[Start of Supplied data]

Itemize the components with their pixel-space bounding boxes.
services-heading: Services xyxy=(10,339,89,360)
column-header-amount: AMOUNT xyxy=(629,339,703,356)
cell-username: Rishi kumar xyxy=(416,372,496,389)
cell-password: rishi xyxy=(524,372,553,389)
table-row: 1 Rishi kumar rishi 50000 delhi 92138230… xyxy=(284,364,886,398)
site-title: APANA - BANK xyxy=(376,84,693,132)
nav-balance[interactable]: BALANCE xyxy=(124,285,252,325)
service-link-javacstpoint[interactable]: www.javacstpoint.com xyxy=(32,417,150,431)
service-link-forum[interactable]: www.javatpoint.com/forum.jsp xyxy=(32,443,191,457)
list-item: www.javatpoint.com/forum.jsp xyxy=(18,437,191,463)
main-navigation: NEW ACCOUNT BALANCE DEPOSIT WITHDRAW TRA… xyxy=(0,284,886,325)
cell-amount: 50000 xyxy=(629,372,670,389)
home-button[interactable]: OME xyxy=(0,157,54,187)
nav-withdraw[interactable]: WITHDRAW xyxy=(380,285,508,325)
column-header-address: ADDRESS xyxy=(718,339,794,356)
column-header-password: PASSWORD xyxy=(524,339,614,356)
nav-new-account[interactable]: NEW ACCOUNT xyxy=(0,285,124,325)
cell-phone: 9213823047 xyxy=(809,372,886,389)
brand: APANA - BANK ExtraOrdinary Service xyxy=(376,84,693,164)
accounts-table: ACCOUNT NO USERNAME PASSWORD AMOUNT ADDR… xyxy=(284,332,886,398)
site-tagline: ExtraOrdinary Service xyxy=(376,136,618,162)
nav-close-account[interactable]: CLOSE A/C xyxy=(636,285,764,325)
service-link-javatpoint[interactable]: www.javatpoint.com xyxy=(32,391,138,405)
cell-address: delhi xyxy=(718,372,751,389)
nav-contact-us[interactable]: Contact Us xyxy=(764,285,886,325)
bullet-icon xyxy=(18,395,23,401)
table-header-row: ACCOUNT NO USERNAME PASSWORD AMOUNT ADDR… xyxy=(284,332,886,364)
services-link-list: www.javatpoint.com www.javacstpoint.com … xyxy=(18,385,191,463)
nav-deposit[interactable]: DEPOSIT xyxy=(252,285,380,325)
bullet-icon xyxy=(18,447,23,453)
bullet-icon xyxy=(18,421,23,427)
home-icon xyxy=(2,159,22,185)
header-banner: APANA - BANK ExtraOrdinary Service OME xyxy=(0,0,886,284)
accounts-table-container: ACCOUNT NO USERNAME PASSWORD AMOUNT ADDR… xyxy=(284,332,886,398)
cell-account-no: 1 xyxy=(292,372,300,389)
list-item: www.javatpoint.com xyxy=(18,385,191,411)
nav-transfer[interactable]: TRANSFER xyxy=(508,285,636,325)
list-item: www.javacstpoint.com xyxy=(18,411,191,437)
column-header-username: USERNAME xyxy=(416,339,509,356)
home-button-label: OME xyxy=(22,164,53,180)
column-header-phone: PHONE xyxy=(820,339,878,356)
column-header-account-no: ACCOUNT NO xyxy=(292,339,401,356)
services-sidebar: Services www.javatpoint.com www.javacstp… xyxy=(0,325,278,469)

[End of Supplied data]

__Task brief__.
Reproduce every line of the data above verbatim, preserving its order.

__Task output__.
Itemize the components with their pixel-space bounding boxes.
services-heading: Services xyxy=(10,339,89,360)
column-header-amount: AMOUNT xyxy=(629,339,703,356)
cell-username: Rishi kumar xyxy=(416,372,496,389)
cell-password: rishi xyxy=(524,372,553,389)
table-row: 1 Rishi kumar rishi 50000 delhi 92138230… xyxy=(284,364,886,398)
site-title: APANA - BANK xyxy=(376,84,693,132)
nav-balance[interactable]: BALANCE xyxy=(124,285,252,325)
service-link-javacstpoint[interactable]: www.javacstpoint.com xyxy=(32,417,150,431)
service-link-forum[interactable]: www.javatpoint.com/forum.jsp xyxy=(32,443,191,457)
list-item: www.javatpoint.com/forum.jsp xyxy=(18,437,191,463)
main-navigation: NEW ACCOUNT BALANCE DEPOSIT WITHDRAW TRA… xyxy=(0,284,886,325)
cell-amount: 50000 xyxy=(629,372,670,389)
home-button[interactable]: OME xyxy=(0,157,54,187)
nav-withdraw[interactable]: WITHDRAW xyxy=(380,285,508,325)
column-header-address: ADDRESS xyxy=(718,339,794,356)
column-header-password: PASSWORD xyxy=(524,339,614,356)
nav-new-account[interactable]: NEW ACCOUNT xyxy=(0,285,124,325)
cell-phone: 9213823047 xyxy=(809,372,886,389)
brand: APANA - BANK ExtraOrdinary Service xyxy=(376,84,693,164)
accounts-table: ACCOUNT NO USERNAME PASSWORD AMOUNT ADDR… xyxy=(284,332,886,398)
site-tagline: ExtraOrdinary Service xyxy=(376,136,618,162)
nav-close-account[interactable]: CLOSE A/C xyxy=(636,285,764,325)
service-link-javatpoint[interactable]: www.javatpoint.com xyxy=(32,391,138,405)
cell-address: delhi xyxy=(718,372,751,389)
nav-contact-us[interactable]: Contact Us xyxy=(764,285,886,325)
bullet-icon xyxy=(18,395,23,401)
table-header-row: ACCOUNT NO USERNAME PASSWORD AMOUNT ADDR… xyxy=(284,332,886,364)
services-link-list: www.javatpoint.com www.javacstpoint.com … xyxy=(18,385,191,463)
nav-deposit[interactable]: DEPOSIT xyxy=(252,285,380,325)
bullet-icon xyxy=(18,447,23,453)
bullet-icon xyxy=(18,421,23,427)
home-icon xyxy=(2,159,22,185)
header-banner: APANA - BANK ExtraOrdinary Service OME xyxy=(0,0,886,284)
accounts-table-container: ACCOUNT NO USERNAME PASSWORD AMOUNT ADDR… xyxy=(284,332,886,398)
cell-account-no: 1 xyxy=(292,372,300,389)
list-item: www.javatpoint.com xyxy=(18,385,191,411)
nav-transfer[interactable]: TRANSFER xyxy=(508,285,636,325)
list-item: www.javacstpoint.com xyxy=(18,411,191,437)
column-header-username: USERNAME xyxy=(416,339,509,356)
home-button-label: OME xyxy=(22,164,53,180)
column-header-phone: PHONE xyxy=(820,339,878,356)
column-header-account-no: ACCOUNT NO xyxy=(292,339,401,356)
services-sidebar: Services www.javatpoint.com www.javacstp… xyxy=(0,325,278,469)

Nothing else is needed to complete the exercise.